Answer with one number: the count of lines in this material that hold the word "Attributes".

[start Record excerpts]

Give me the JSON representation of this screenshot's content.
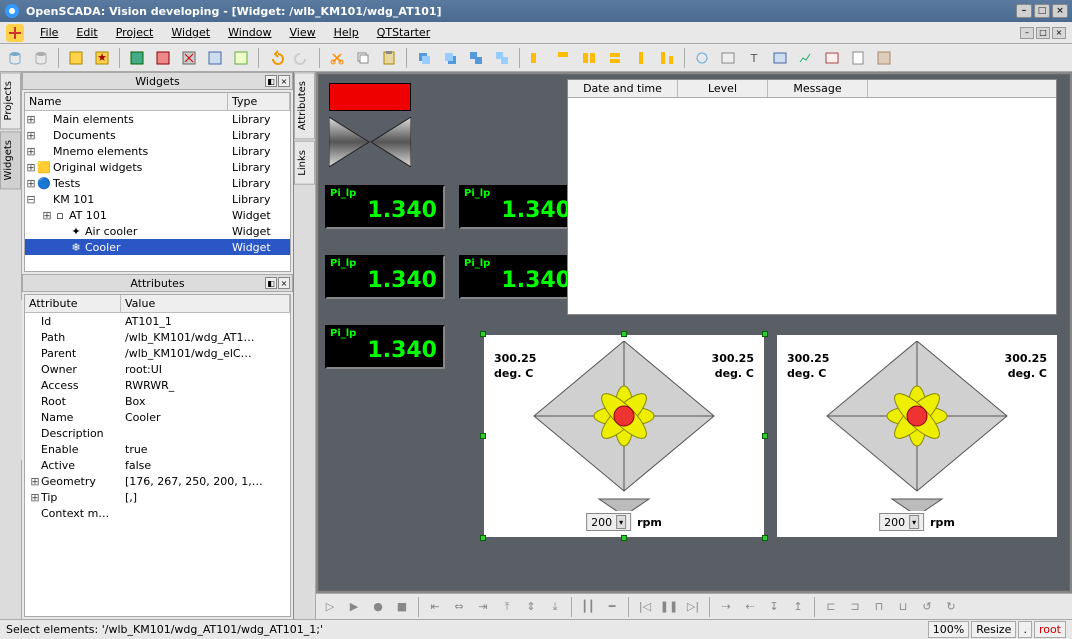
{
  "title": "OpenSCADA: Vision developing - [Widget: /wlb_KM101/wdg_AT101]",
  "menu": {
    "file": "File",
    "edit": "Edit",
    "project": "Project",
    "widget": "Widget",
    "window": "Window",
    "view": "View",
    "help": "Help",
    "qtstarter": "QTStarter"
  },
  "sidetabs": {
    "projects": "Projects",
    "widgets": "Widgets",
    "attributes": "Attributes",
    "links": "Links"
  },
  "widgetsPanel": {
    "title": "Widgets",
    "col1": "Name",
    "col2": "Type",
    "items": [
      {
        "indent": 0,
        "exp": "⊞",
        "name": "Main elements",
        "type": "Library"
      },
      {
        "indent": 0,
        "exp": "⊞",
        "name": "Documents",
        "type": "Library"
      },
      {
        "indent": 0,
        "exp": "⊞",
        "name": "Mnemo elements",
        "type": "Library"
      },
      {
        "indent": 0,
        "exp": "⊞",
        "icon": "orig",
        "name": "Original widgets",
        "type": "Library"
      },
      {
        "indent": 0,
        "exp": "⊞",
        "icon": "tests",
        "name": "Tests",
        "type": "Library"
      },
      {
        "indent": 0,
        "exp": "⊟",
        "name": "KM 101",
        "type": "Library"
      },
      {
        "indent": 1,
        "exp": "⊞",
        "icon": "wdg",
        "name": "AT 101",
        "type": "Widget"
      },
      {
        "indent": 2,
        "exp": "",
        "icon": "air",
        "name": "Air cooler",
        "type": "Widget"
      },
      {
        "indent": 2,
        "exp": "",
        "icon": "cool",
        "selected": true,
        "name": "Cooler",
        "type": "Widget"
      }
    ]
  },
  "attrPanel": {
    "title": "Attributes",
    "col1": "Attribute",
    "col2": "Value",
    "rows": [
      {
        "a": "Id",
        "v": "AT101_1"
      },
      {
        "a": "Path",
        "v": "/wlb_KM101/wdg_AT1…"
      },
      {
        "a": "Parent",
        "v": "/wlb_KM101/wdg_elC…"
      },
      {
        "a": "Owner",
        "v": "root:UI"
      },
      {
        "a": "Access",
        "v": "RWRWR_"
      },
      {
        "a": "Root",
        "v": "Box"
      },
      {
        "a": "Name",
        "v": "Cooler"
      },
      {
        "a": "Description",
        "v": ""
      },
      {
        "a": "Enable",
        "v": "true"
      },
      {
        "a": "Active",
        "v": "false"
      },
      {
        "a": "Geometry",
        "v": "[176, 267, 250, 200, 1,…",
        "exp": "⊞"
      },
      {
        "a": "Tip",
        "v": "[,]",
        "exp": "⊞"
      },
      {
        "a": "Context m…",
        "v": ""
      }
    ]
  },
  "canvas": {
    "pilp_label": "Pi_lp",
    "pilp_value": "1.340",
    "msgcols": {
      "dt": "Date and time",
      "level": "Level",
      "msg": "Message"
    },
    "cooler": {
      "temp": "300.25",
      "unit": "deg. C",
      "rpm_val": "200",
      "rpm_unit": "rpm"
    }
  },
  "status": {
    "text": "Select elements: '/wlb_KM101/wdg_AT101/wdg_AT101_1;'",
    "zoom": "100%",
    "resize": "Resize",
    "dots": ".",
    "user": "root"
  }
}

[end Record excerpts]

Result of this exercise —
2